Problem statement:
Reproduce each line exactly. Skip none.

>> Begin Excerpted data

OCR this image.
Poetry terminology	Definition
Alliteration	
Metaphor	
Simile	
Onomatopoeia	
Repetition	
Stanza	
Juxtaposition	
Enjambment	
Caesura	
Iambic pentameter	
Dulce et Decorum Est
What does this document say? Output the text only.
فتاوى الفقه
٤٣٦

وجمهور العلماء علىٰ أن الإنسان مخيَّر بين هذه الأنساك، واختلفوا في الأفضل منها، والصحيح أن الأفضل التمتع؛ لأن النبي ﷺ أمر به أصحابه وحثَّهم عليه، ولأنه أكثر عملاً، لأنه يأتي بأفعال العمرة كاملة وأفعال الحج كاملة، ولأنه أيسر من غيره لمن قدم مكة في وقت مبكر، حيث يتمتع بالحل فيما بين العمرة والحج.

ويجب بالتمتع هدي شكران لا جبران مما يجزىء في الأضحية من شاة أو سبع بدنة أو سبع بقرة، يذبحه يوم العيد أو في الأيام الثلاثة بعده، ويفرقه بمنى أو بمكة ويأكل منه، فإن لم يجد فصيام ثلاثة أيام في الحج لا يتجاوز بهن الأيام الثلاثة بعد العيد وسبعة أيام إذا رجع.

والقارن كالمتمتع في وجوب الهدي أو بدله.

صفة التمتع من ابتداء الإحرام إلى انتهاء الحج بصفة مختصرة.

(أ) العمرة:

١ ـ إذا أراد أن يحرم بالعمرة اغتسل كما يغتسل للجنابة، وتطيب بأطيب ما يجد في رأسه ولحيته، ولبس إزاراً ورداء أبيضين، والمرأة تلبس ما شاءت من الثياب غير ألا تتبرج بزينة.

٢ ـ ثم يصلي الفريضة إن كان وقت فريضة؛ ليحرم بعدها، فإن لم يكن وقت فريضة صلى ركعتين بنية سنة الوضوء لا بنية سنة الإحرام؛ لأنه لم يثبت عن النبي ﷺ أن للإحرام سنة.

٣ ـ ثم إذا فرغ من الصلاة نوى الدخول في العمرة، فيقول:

>> End Excerpted data

Answer for the task:
OCR this image.
Poetry terminology	Definition
Alliteration	
Metaphor	
Simile	
Onomatopoeia	
Repetition	
Stanza	
Juxtaposition	
Enjambment	
Caesura	
Iambic pentameter	
Dulce et Decorum Est
What does this document say? Output the text only.
فتاوى الفقه
٤٣٦

وجمهور العلماء علىٰ أن الإنسان مخيَّر بين هذه الأنساك، واختلفوا في الأفضل منها، والصحيح أن الأفضل التمتع؛ لأن النبي ﷺ أمر به أصحابه وحثَّهم عليه، ولأنه أكثر عملاً، لأنه يأتي بأفعال العمرة كاملة وأفعال الحج كاملة، ولأنه أيسر من غيره لمن قدم مكة في وقت مبكر، حيث يتمتع بالحل فيما بين العمرة والحج.

ويجب بالتمتع هدي شكران لا جبران مما يجزىء في الأضحية من شاة أو سبع بدنة أو سبع بقرة، يذبحه يوم العيد أو في الأيام الثلاثة بعده، ويفرقه بمنى أو بمكة ويأكل منه، فإن لم يجد فصيام ثلاثة أيام في الحج لا يتجاوز بهن الأيام الثلاثة بعد العيد وسبعة أيام إذا رجع.

والقارن كالمتمتع في وجوب الهدي أو بدله.

صفة التمتع من ابتداء الإحرام إلى انتهاء الحج بصفة مختصرة.

(أ) العمرة:

١ ـ إذا أراد أن يحرم بالعمرة اغتسل كما يغتسل للجنابة، وتطيب بأطيب ما يجد في رأسه ولحيته، ولبس إزاراً ورداء أبيضين، والمرأة تلبس ما شاءت من الثياب غير ألا تتبرج بزينة.

٢ ـ ثم يصلي الفريضة إن كان وقت فريضة؛ ليحرم بعدها، فإن لم يكن وقت فريضة صلى ركعتين بنية سنة الوضوء لا بنية سنة الإحرام؛ لأنه لم يثبت عن النبي ﷺ أن للإحرام سنة.

٣ ـ ثم إذا فرغ من الصلاة نوى الدخول في العمرة، فيقول:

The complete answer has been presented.